How many lines hold the string "that"? Reply with the number alone.

Start

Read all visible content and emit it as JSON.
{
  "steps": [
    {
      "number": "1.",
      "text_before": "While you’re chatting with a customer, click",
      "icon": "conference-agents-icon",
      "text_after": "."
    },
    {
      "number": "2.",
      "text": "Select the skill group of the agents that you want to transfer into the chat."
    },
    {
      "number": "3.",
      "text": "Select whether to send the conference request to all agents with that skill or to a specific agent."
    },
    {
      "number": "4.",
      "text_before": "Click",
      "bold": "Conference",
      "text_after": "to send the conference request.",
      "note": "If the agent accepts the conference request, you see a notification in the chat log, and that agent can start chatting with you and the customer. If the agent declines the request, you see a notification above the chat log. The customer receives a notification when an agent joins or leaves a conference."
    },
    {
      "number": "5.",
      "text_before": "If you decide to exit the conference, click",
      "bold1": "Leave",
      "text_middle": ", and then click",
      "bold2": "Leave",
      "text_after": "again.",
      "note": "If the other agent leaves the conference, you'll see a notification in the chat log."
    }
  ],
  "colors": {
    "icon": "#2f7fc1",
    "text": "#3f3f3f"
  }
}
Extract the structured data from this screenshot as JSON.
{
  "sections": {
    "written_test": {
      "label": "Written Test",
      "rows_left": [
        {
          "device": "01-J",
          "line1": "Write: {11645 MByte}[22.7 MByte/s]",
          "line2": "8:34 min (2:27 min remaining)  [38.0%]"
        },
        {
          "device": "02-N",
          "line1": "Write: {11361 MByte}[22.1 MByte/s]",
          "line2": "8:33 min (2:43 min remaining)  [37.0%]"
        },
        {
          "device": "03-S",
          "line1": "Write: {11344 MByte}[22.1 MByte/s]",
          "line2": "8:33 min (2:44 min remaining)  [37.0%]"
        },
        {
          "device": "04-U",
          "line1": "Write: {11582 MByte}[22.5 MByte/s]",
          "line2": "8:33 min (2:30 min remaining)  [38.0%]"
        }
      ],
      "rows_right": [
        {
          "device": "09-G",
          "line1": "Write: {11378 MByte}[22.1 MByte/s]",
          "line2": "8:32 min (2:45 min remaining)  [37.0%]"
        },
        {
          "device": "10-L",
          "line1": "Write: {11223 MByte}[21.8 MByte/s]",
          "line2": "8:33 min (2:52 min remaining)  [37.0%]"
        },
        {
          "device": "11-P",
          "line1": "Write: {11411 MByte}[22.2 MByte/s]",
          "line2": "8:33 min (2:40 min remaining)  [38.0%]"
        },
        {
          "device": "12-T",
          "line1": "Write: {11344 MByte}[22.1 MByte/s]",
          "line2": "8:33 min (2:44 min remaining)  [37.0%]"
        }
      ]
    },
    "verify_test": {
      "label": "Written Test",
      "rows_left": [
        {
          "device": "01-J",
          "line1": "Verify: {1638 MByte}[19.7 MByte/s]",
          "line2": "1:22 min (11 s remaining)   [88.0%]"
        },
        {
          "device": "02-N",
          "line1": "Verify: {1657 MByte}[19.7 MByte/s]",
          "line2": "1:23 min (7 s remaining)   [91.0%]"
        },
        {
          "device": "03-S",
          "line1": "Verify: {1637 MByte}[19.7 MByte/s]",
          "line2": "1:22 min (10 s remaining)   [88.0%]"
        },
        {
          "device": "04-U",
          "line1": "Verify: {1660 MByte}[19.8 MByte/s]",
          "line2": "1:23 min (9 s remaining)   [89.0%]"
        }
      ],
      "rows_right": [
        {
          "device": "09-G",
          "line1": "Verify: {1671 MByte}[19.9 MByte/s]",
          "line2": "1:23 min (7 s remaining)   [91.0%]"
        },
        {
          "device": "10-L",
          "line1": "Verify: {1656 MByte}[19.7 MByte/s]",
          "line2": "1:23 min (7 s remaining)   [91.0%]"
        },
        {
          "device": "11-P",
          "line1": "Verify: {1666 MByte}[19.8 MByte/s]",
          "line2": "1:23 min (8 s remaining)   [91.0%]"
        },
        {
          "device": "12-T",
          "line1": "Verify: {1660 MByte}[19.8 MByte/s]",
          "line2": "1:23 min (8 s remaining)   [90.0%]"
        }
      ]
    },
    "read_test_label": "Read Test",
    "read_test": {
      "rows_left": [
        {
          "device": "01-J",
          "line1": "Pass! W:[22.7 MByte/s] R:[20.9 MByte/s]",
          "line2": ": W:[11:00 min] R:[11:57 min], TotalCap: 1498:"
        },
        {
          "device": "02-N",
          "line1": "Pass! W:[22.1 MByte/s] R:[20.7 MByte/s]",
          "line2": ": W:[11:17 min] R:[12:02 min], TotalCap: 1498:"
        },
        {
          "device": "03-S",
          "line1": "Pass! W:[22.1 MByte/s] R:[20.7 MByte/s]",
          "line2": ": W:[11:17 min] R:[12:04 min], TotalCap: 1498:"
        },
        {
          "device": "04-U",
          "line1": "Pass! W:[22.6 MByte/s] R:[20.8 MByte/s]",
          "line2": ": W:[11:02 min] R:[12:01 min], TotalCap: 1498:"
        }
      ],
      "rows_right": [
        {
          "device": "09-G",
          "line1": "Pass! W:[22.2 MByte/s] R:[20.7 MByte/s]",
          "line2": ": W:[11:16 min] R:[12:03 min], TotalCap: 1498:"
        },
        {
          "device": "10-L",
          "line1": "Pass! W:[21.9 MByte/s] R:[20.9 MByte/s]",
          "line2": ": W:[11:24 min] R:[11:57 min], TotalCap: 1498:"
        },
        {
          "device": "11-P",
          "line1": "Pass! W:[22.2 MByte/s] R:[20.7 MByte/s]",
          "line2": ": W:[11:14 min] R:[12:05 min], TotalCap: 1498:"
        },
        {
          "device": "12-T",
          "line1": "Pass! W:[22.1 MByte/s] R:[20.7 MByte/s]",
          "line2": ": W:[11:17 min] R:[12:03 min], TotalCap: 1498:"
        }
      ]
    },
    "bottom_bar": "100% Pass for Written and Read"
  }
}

End

- [Correct response]
3